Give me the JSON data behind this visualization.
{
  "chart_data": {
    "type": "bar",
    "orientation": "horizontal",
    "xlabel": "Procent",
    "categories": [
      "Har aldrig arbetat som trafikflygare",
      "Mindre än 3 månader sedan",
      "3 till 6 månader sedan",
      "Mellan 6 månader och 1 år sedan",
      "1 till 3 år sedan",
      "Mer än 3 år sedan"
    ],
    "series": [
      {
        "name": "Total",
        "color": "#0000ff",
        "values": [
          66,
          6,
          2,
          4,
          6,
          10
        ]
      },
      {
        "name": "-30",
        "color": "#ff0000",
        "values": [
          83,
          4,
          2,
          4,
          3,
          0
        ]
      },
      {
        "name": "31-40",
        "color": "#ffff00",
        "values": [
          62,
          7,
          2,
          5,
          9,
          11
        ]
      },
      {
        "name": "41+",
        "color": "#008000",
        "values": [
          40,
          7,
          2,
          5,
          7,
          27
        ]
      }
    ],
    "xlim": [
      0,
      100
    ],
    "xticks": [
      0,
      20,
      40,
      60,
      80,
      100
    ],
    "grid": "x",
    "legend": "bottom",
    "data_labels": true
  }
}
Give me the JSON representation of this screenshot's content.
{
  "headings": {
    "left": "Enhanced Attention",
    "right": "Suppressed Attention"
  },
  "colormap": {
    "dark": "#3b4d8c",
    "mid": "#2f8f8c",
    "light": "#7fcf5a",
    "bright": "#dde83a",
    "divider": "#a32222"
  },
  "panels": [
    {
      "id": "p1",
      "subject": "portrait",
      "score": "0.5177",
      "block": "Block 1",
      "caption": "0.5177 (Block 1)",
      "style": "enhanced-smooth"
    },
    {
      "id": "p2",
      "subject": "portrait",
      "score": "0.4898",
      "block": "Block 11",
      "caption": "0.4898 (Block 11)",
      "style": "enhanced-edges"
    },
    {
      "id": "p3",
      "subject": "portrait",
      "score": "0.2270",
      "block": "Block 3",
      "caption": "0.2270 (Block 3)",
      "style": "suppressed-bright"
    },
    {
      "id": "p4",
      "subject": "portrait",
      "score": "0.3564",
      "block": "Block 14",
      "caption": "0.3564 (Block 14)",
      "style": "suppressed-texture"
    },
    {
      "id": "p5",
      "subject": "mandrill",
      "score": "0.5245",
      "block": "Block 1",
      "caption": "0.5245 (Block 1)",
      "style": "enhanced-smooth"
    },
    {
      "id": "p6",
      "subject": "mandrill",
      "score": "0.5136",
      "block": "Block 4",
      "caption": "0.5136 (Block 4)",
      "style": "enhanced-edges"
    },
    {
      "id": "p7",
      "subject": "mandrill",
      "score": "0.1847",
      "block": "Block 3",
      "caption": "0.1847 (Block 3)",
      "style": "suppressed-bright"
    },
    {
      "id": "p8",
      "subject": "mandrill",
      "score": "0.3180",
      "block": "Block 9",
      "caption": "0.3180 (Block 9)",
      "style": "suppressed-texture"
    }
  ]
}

* THE PROBLEM *
Give every line of the material that includes the string "this".

* THE ANSWER *
Give me the JSON data behind this visualization.
Give me the JSON representation of this screenshot's content.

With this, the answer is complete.